**What this task involves**
Under this task are some entries; return every one of them exactly.

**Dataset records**
········

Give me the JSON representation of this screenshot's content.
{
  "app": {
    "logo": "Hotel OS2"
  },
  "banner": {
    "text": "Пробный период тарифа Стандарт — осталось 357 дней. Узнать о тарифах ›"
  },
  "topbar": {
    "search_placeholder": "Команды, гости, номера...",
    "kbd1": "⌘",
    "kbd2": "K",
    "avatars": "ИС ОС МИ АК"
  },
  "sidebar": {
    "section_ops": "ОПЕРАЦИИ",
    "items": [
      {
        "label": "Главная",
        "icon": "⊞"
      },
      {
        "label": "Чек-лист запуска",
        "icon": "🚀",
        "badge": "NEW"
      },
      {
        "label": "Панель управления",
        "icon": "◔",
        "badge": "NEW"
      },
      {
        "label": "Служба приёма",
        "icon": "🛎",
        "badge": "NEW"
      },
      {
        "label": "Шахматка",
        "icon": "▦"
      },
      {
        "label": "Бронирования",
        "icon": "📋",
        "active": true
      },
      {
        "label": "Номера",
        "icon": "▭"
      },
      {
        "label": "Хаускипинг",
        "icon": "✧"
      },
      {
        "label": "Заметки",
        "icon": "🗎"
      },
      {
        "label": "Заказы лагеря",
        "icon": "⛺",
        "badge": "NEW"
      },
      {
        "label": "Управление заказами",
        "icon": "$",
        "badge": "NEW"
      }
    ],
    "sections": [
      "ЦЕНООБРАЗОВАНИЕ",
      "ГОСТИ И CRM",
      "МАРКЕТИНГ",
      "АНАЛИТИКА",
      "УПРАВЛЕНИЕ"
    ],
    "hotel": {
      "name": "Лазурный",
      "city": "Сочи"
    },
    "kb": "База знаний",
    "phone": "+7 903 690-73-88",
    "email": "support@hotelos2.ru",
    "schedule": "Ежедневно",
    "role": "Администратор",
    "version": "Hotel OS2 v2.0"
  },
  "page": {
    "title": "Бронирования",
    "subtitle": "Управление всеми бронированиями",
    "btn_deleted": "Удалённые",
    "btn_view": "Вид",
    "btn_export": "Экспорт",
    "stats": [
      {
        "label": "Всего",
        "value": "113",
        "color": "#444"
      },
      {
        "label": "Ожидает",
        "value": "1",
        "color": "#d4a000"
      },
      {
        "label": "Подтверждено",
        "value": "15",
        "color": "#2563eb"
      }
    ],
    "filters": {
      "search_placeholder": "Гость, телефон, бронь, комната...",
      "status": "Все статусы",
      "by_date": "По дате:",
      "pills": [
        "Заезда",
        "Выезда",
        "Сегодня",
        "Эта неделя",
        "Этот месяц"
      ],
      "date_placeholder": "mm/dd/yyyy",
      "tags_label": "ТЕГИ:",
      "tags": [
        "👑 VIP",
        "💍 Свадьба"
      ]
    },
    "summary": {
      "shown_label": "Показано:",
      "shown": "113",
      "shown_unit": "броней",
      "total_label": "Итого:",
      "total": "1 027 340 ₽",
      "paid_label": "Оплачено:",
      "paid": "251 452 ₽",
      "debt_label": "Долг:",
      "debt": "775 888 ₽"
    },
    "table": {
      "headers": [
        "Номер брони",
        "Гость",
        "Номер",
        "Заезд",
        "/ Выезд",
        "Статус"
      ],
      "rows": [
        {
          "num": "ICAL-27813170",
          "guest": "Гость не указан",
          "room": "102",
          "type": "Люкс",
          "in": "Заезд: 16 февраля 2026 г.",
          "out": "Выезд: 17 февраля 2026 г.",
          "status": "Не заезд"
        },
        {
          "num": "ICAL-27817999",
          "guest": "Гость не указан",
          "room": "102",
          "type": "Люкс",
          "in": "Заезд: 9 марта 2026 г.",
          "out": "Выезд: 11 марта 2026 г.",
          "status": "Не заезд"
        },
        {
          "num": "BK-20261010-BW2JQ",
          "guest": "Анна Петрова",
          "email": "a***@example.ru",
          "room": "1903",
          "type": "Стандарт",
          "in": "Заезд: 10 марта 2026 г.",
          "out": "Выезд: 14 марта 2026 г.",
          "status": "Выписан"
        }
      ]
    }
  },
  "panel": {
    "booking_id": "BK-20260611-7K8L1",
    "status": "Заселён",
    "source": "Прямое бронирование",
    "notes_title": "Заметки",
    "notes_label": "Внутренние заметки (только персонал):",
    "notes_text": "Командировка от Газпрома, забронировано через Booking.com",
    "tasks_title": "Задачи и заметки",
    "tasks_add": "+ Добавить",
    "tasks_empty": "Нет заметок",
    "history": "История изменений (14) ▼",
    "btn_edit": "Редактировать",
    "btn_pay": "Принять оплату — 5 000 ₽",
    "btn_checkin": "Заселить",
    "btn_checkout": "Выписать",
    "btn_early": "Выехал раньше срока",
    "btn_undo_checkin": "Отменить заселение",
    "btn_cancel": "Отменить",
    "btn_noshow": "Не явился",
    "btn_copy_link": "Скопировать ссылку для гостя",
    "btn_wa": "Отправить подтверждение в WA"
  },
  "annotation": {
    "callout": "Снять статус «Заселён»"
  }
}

········

**Written response**
Give me the JSON representation of this screenshot's content.
{
  "app": {
    "logo": "Hotel OS2"
  },
  "banner": {
    "text": "Пробный период тарифа Стандарт — осталось 357 дней. Узнать о тарифах ›"
  },
  "topbar": {
    "search_placeholder": "Команды, гости, номера...",
    "kbd1": "⌘",
    "kbd2": "K",
    "avatars": "ИС ОС МИ АК"
  },
  "sidebar": {
    "section_ops": "ОПЕРАЦИИ",
    "items": [
      {
        "label": "Главная",
        "icon": "⊞"
      },
      {
        "label": "Чек-лист запуска",
        "icon": "🚀",
        "badge": "NEW"
      },
      {
        "label": "Панель управления",
        "icon": "◔",
        "badge": "NEW"
      },
      {
        "label": "Служба приёма",
        "icon": "🛎",
        "badge": "NEW"
      },
      {
        "label": "Шахматка",
        "icon": "▦"
      },
      {
        "label": "Бронирования",
        "icon": "📋",
        "active": true
      },
      {
        "label": "Номера",
        "icon": "▭"
      },
      {
        "label": "Хаускипинг",
        "icon": "✧"
      },
      {
        "label": "Заметки",
        "icon": "🗎"
      },
      {
        "label": "Заказы лагеря",
        "icon": "⛺",
        "badge": "NEW"
      },
      {
        "label": "Управление заказами",
        "icon": "$",
        "badge": "NEW"
      }
    ],
    "sections": [
      "ЦЕНООБРАЗОВАНИЕ",
      "ГОСТИ И CRM",
      "МАРКЕТИНГ",
      "АНАЛИТИКА",
      "УПРАВЛЕНИЕ"
    ],
    "hotel": {
      "name": "Лазурный",
      "city": "Сочи"
    },
    "kb": "База знаний",
    "phone": "+7 903 690-73-88",
    "email": "support@hotelos2.ru",
    "schedule": "Ежедневно",
    "role": "Администратор",
    "version": "Hotel OS2 v2.0"
  },
  "page": {
    "title": "Бронирования",
    "subtitle": "Управление всеми бронированиями",
    "btn_deleted": "Удалённые",
    "btn_view": "Вид",
    "btn_export": "Экспорт",
    "stats": [
      {
        "label": "Всего",
        "value": "113",
        "color": "#444"
      },
      {
        "label": "Ожидает",
        "value": "1",
        "color": "#d4a000"
      },
      {
        "label": "Подтверждено",
        "value": "15",
        "color": "#2563eb"
      }
    ],
    "filters": {
      "search_placeholder": "Гость, телефон, бронь, комната...",
      "status": "Все статусы",
      "by_date": "По дате:",
      "pills": [
        "Заезда",
        "Выезда",
        "Сегодня",
        "Эта неделя",
        "Этот месяц"
      ],
      "date_placeholder": "mm/dd/yyyy",
      "tags_label": "ТЕГИ:",
      "tags": [
        "👑 VIP",
        "💍 Свадьба"
      ]
    },
    "summary": {
      "shown_label": "Показано:",
      "shown": "113",
      "shown_unit": "броней",
      "total_label": "Итого:",
      "total": "1 027 340 ₽",
      "paid_label": "Оплачено:",
      "paid": "251 452 ₽",
      "debt_label": "Долг:",
      "debt": "775 888 ₽"
    },
    "table": {
      "headers": [
        "Номер брони",
        "Гость",
        "Номер",
        "Заезд",
        "/ Выезд",
        "Статус"
      ],
      "rows": [
        {
          "num": "ICAL-27813170",
          "guest": "Гость не указан",
          "room": "102",
          "type": "Люкс",
          "in": "Заезд: 16 февраля 2026 г.",
          "out": "Выезд: 17 февраля 2026 г.",
          "status": "Не заезд"
        },
        {
          "num": "ICAL-27817999",
          "guest": "Гость не указан",
          "room": "102",
          "type": "Люкс",
          "in": "Заезд: 9 марта 2026 г.",
          "out": "Выезд: 11 марта 2026 г.",
          "status": "Не заезд"
        },
        {
          "num": "BK-20261010-BW2JQ",
          "guest": "Анна Петрова",
          "email": "a***@example.ru",
          "room": "1903",
          "type": "Стандарт",
          "in": "Заезд: 10 марта 2026 г.",
          "out": "Выезд: 14 марта 2026 г.",
          "status": "Выписан"
        }
      ]
    }
  },
  "panel": {
    "booking_id": "BK-20260611-7K8L1",
    "status": "Заселён",
    "source": "Прямое бронирование",
    "notes_title": "Заметки",
    "notes_label": "Внутренние заметки (только персонал):",
    "notes_text": "Командировка от Газпрома, забронировано через Booking.com",
    "tasks_title": "Задачи и заметки",
    "tasks_add": "+ Добавить",
    "tasks_empty": "Нет заметок",
    "history": "История изменений (14) ▼",
    "btn_edit": "Редактировать",
    "btn_pay": "Принять оплату — 5 000 ₽",
    "btn_checkin": "Заселить",
    "btn_checkout": "Выписать",
    "btn_early": "Выехал раньше срока",
    "btn_undo_checkin": "Отменить заселение",
    "btn_cancel": "Отменить",
    "btn_noshow": "Не явился",
    "btn_copy_link": "Скопировать ссылку для гостя",
    "btn_wa": "Отправить подтверждение в WA"
  },
  "annotation": {
    "callout": "Снять статус «Заселён»"
  }
}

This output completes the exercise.